# SOURCE DATA
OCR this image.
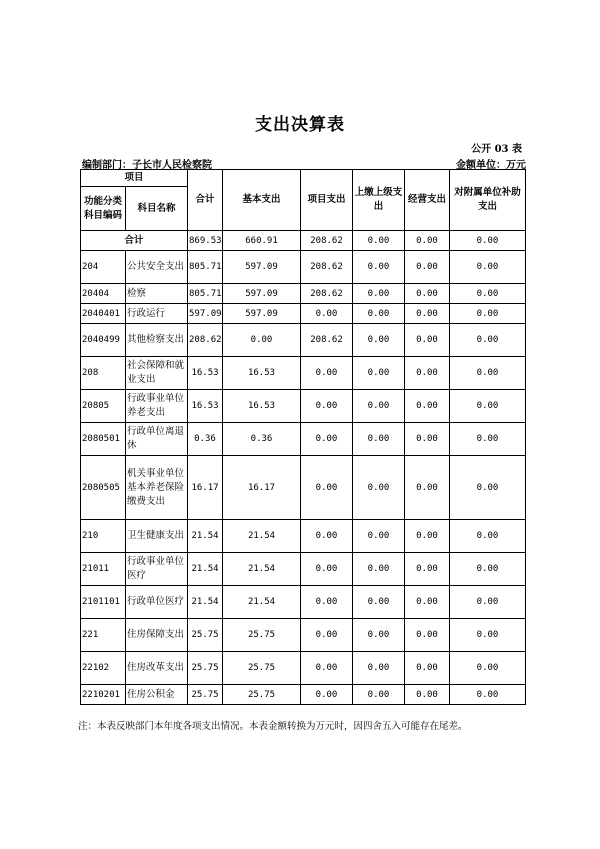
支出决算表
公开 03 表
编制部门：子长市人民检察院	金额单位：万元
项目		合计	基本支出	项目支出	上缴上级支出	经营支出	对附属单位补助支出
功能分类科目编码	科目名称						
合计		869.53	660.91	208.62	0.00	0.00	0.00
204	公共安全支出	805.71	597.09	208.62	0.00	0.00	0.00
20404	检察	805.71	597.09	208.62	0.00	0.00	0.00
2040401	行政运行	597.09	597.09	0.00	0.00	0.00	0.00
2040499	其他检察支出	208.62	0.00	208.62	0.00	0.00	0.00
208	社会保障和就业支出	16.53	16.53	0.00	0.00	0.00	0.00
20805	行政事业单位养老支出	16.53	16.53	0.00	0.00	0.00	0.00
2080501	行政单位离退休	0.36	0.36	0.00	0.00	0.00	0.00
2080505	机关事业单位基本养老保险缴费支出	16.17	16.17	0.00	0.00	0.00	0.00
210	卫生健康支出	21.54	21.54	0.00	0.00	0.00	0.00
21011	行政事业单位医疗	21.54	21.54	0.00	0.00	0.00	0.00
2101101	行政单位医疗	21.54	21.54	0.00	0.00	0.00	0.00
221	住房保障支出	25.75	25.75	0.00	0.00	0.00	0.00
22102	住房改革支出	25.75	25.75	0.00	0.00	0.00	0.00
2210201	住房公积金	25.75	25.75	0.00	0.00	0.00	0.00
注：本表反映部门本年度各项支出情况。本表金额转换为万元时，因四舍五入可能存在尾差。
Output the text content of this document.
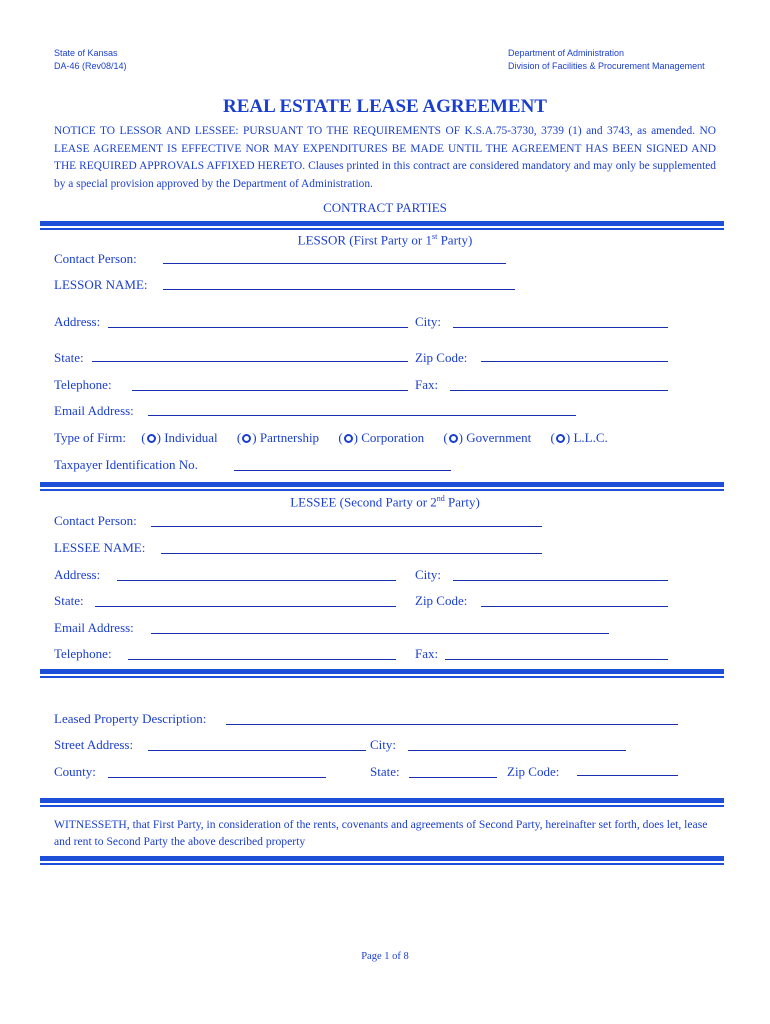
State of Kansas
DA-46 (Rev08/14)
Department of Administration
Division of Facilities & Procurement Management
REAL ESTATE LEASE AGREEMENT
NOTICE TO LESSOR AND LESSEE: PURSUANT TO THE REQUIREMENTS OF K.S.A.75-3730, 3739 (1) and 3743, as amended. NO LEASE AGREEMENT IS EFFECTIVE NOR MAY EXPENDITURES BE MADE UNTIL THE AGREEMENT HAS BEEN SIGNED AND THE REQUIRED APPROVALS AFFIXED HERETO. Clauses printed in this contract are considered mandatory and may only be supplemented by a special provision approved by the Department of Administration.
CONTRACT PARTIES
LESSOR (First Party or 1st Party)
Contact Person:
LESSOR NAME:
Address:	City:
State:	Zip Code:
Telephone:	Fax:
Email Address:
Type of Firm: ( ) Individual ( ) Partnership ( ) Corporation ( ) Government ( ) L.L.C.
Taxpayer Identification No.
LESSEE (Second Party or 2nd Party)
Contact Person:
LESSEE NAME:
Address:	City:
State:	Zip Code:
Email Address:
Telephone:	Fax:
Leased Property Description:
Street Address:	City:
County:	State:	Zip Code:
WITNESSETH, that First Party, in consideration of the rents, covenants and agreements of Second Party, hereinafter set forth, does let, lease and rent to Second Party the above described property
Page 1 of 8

# WRITTEN INSTRUCTION
Leave out the pictures and return every record word for word.

# SOLUTION BELOW
OCR this image.
支出决算表
公开 03 表
编制部门：子长市人民检察院	金额单位：万元
项目		合计	基本支出	项目支出	上缴上级支出	经营支出	对附属单位补助支出
功能分类科目编码	科目名称						
合计		869.53	660.91	208.62	0.00	0.00	0.00
204	公共安全支出	805.71	597.09	208.62	0.00	0.00	0.00
20404	检察	805.71	597.09	208.62	0.00	0.00	0.00
2040401	行政运行	597.09	597.09	0.00	0.00	0.00	0.00
2040499	其他检察支出	208.62	0.00	208.62	0.00	0.00	0.00
208	社会保障和就业支出	16.53	16.53	0.00	0.00	0.00	0.00
20805	行政事业单位养老支出	16.53	16.53	0.00	0.00	0.00	0.00
2080501	行政单位离退休	0.36	0.36	0.00	0.00	0.00	0.00
2080505	机关事业单位基本养老保险缴费支出	16.17	16.17	0.00	0.00	0.00	0.00
210	卫生健康支出	21.54	21.54	0.00	0.00	0.00	0.00
21011	行政事业单位医疗	21.54	21.54	0.00	0.00	0.00	0.00
2101101	行政单位医疗	21.54	21.54	0.00	0.00	0.00	0.00
221	住房保障支出	25.75	25.75	0.00	0.00	0.00	0.00
22102	住房改革支出	25.75	25.75	0.00	0.00	0.00	0.00
2210201	住房公积金	25.75	25.75	0.00	0.00	0.00	0.00
注：本表反映部门本年度各项支出情况。本表金额转换为万元时，因四舍五入可能存在尾差。
Output the text content of this document.
State of Kansas
DA-46 (Rev08/14)
Department of Administration
Division of Facilities & Procurement Management
REAL ESTATE LEASE AGREEMENT
NOTICE TO LESSOR AND LESSEE: PURSUANT TO THE REQUIREMENTS OF K.S.A.75-3730, 3739 (1) and 3743, as amended. NO LEASE AGREEMENT IS EFFECTIVE NOR MAY EXPENDITURES BE MADE UNTIL THE AGREEMENT HAS BEEN SIGNED AND THE REQUIRED APPROVALS AFFIXED HERETO. Clauses printed in this contract are considered mandatory and may only be supplemented by a special provision approved by the Department of Administration.
CONTRACT PARTIES
LESSOR (First Party or 1st Party)
Contact Person:
LESSOR NAME:
Address:	City:
State:	Zip Code:
Telephone:	Fax:
Email Address:
Type of Firm: ( ) Individual ( ) Partnership ( ) Corporation ( ) Government ( ) L.L.C.
Taxpayer Identification No.
LESSEE (Second Party or 2nd Party)
Contact Person:
LESSEE NAME:
Address:	City:
State:	Zip Code:
Email Address:
Telephone:	Fax:
Leased Property Description:
Street Address:	City:
County:	State:	Zip Code:
WITNESSETH, that First Party, in consideration of the rents, covenants and agreements of Second Party, hereinafter set forth, does let, lease and rent to Second Party the above described property
Page 1 of 8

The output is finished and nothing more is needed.